▶ Exercise instructions
Rename "about-paragraph" to "about-text" everywhere in the listing below and write out its lines again with nothing else altered. Leave the pictures out of your answer.

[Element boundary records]
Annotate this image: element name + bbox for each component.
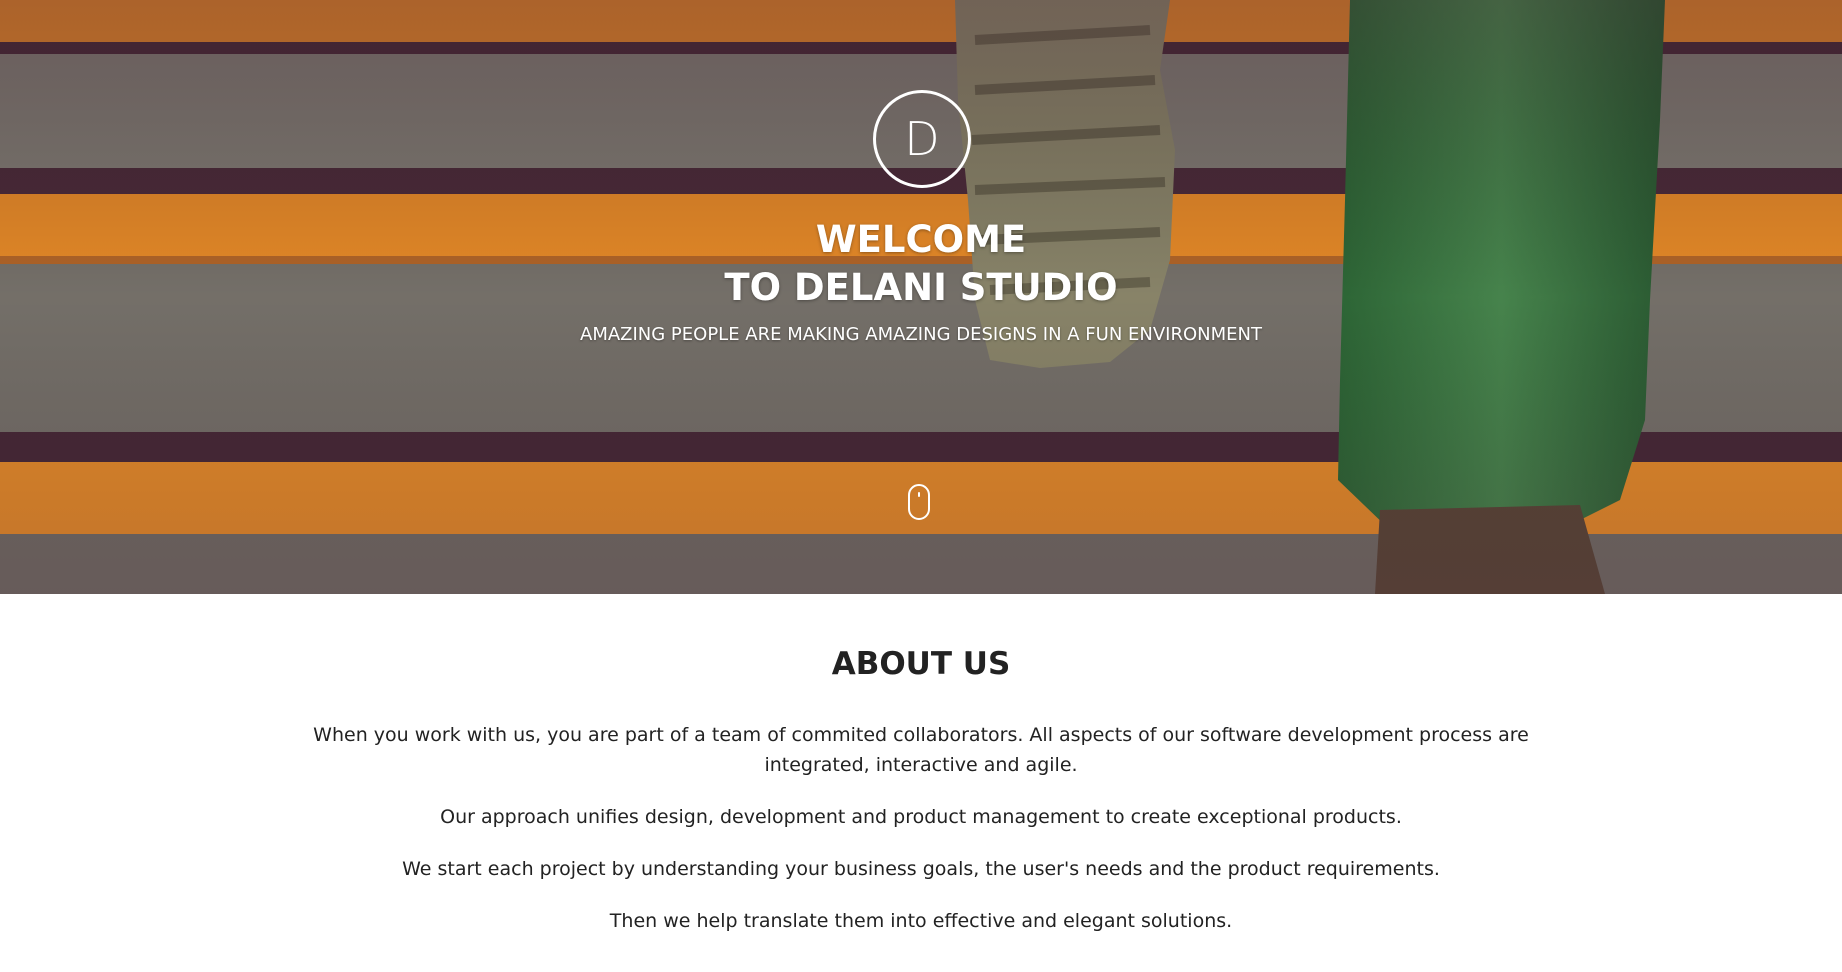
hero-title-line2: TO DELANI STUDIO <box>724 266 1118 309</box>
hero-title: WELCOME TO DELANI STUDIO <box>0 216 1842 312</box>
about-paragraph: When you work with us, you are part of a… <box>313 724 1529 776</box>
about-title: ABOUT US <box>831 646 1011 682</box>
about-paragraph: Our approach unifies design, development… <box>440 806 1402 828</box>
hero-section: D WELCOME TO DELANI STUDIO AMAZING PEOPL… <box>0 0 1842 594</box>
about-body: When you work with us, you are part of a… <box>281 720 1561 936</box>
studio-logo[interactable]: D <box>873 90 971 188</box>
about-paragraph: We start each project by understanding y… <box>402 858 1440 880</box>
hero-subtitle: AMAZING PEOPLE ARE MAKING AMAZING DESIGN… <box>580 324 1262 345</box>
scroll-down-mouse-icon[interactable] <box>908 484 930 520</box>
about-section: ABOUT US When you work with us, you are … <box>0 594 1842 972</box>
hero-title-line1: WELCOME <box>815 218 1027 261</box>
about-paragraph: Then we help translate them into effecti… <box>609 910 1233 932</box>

▶ Output
Annotate this image: element name + bbox for each component.
hero-title-line2: TO DELANI STUDIO <box>724 266 1118 309</box>
hero-title: WELCOME TO DELANI STUDIO <box>0 216 1842 312</box>
about-text: When you work with us, you are part of a… <box>313 724 1529 776</box>
about-title: ABOUT US <box>831 646 1011 682</box>
about-text: Our approach unifies design, development… <box>440 806 1402 828</box>
hero-section: D WELCOME TO DELANI STUDIO AMAZING PEOPL… <box>0 0 1842 594</box>
about-body: When you work with us, you are part of a… <box>281 720 1561 936</box>
studio-logo[interactable]: D <box>873 90 971 188</box>
about-text: We start each project by understanding y… <box>402 858 1440 880</box>
hero-subtitle: AMAZING PEOPLE ARE MAKING AMAZING DESIGN… <box>580 324 1262 345</box>
scroll-down-mouse-icon[interactable] <box>908 484 930 520</box>
about-section: ABOUT US When you work with us, you are … <box>0 594 1842 972</box>
hero-title-line1: WELCOME <box>815 218 1027 261</box>
about-text: Then we help translate them into effecti… <box>609 910 1233 932</box>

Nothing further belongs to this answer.